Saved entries
==*==

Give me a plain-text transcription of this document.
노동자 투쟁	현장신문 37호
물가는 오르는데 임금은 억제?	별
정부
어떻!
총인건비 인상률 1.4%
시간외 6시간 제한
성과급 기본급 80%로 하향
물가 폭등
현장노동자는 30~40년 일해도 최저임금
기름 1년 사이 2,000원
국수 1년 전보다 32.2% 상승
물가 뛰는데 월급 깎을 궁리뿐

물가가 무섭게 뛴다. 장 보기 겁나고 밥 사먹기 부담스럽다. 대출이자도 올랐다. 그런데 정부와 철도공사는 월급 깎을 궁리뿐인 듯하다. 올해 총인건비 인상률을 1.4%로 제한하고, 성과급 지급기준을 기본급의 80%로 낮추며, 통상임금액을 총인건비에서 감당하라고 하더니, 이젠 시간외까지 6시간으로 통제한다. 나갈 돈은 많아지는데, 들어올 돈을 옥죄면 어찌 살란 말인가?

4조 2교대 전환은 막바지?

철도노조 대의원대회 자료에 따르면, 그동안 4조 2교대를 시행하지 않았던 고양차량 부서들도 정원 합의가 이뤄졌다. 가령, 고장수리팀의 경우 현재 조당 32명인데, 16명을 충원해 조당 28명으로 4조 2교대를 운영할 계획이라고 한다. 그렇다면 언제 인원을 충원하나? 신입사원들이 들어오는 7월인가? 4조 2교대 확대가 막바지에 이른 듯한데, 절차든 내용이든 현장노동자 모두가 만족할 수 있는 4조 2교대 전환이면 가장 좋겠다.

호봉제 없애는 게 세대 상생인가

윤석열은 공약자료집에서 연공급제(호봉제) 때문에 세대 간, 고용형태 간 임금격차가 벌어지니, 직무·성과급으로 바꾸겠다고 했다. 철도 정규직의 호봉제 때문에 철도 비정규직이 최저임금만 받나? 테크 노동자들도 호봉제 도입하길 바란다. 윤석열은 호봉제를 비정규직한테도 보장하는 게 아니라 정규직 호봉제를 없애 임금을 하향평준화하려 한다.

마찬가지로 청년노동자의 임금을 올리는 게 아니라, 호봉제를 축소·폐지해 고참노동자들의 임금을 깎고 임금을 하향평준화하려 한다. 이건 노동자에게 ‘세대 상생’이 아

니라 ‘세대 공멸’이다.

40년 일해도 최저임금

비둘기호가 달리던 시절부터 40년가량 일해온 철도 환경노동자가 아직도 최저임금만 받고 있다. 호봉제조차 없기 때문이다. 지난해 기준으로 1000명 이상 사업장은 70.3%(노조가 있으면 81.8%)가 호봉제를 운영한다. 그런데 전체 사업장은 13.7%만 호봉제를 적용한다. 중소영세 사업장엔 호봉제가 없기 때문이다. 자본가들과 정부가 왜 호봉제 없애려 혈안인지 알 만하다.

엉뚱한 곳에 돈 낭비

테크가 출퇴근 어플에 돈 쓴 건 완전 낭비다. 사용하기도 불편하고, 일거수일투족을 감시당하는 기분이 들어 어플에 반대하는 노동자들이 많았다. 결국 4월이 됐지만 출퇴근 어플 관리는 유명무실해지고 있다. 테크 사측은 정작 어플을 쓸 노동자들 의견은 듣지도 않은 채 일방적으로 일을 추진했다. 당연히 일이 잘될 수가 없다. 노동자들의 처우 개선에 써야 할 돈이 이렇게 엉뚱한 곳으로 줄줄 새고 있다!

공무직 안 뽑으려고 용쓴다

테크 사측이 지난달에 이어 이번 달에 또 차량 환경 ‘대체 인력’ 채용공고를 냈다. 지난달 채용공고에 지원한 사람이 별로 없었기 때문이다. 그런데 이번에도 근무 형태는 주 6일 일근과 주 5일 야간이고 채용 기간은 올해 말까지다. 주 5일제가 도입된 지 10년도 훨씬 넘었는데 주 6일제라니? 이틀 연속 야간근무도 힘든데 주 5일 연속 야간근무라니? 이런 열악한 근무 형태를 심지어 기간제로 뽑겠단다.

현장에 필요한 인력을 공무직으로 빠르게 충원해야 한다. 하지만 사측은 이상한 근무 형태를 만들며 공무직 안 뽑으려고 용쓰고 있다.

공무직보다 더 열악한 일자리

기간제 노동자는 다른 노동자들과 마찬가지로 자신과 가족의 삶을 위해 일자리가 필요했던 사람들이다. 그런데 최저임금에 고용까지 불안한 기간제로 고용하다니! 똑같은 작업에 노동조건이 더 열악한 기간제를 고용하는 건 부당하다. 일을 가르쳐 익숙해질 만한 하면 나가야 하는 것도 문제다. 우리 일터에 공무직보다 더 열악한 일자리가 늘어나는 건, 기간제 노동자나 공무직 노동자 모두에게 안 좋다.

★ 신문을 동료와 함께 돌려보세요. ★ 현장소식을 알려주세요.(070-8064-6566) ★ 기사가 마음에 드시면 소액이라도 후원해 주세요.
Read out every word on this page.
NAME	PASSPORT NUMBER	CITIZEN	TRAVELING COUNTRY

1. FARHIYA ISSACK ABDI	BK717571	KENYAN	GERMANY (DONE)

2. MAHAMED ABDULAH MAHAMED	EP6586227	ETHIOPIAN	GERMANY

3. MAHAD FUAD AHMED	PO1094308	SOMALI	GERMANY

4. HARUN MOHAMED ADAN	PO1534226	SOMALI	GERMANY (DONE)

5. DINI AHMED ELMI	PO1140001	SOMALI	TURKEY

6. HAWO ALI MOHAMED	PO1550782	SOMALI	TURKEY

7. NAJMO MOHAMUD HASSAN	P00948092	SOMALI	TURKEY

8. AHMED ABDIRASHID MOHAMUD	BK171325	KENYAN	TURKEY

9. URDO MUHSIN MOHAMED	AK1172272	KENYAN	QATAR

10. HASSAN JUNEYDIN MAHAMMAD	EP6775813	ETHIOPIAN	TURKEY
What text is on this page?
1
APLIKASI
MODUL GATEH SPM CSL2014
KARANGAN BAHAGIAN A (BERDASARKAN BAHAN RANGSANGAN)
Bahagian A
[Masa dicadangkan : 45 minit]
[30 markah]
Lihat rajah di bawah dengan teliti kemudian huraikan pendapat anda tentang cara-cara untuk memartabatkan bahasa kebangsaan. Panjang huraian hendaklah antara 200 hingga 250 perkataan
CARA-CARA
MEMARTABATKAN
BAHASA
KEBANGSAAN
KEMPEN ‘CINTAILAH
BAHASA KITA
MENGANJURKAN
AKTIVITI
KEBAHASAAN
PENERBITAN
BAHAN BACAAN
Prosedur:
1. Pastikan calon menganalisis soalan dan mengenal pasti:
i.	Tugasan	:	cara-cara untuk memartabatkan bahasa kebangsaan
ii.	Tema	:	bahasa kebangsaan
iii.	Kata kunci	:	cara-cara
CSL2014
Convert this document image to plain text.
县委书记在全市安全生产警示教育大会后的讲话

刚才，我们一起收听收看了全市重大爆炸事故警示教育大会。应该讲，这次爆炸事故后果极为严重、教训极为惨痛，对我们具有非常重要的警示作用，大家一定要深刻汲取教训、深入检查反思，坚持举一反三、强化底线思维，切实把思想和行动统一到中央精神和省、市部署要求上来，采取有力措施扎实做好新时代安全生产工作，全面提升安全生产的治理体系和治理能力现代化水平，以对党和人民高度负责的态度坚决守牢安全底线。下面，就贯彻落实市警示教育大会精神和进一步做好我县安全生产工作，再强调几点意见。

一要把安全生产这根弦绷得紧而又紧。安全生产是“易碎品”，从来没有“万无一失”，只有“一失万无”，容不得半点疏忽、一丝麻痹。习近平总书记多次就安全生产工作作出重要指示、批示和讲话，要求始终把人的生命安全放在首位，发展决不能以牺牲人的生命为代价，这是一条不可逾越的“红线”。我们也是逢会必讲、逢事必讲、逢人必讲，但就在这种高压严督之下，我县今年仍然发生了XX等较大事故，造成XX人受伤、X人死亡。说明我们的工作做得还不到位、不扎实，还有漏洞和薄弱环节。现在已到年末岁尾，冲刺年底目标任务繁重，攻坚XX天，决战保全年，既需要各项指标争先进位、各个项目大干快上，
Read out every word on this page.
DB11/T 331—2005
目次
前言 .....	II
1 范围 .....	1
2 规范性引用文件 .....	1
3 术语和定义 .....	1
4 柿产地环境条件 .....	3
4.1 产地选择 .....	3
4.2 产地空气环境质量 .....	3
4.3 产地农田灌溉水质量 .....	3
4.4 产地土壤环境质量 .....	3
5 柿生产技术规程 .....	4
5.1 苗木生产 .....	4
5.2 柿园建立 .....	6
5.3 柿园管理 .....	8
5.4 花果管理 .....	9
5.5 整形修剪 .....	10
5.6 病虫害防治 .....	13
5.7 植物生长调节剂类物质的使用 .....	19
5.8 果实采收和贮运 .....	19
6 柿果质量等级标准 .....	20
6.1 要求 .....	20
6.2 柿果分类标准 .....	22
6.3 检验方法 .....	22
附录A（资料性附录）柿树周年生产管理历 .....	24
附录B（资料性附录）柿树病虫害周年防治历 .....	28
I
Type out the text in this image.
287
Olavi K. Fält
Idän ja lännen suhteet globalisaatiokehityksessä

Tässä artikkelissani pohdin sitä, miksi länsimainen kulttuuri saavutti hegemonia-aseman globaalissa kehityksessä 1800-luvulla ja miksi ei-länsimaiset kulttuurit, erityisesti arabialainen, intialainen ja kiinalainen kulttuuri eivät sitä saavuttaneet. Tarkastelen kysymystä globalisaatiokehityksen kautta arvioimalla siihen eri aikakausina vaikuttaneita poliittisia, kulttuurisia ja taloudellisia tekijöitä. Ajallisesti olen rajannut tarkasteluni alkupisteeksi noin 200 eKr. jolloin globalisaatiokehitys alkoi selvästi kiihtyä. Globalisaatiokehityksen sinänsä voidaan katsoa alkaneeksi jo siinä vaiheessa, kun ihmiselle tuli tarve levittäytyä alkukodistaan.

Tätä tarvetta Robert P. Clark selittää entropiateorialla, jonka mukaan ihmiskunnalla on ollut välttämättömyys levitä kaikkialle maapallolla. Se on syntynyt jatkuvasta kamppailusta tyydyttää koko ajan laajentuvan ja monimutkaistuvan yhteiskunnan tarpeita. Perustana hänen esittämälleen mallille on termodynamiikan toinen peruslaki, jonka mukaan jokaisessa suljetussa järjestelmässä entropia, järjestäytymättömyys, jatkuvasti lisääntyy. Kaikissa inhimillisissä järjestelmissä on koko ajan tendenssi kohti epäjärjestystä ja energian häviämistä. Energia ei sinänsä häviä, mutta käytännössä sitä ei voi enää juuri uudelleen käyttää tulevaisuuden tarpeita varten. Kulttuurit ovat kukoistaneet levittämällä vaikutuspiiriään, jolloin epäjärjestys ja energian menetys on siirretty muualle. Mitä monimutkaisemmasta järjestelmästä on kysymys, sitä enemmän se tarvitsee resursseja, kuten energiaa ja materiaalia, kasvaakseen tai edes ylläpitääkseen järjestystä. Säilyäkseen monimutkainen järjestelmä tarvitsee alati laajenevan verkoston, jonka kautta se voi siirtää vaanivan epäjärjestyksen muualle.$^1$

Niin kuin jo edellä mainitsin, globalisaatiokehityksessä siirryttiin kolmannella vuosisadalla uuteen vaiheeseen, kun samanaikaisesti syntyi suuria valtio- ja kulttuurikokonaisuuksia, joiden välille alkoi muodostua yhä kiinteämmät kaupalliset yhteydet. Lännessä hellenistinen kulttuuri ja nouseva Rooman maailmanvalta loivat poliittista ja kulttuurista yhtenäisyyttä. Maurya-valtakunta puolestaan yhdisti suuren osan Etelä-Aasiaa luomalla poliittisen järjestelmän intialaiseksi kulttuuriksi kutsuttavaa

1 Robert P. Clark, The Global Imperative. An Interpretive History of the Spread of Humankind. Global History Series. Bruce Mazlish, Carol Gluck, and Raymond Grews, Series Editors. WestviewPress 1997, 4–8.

==*==

Pick every line with "최저임금만" in it and copy it.

• Result of this task:
윤석열은 공약자료집에서 연공급제(호봉제) 때문에 세대 간, 고용형태 간 임금격차가 벌어지니, 직무·성과급으로 바꾸겠다고 했다. 철도 정규직의 호봉제 때문에 철도 비정규직이 최저임금만 받나? 테크 노동자들도 호봉제 도입하길 바란다. 윤석열은 호봉제를 비정규직한테도 보장하는 게 아니라 정규직 호봉제를 없애 임금을 하향평준화하려 한다.
비둘기호가 달리던 시절부터 40년가량 일해온 철도 환경노동자가 아직도 최저임금만 받고 있다. 호봉제조차 없기 때문이다. 지난해 기준으로 1000명 이상 사업장은 70.3%(노조가 있으면 81.8%)가 호봉제를 운영한다. 그런데 전체 사업장은 13.7%만 호봉제를 적용한다. 중소영세 사업장엔 호봉제가 없기 때문이다. 자본가들과 정부가 왜 호봉제 없애려 혈안인지 알 만하다.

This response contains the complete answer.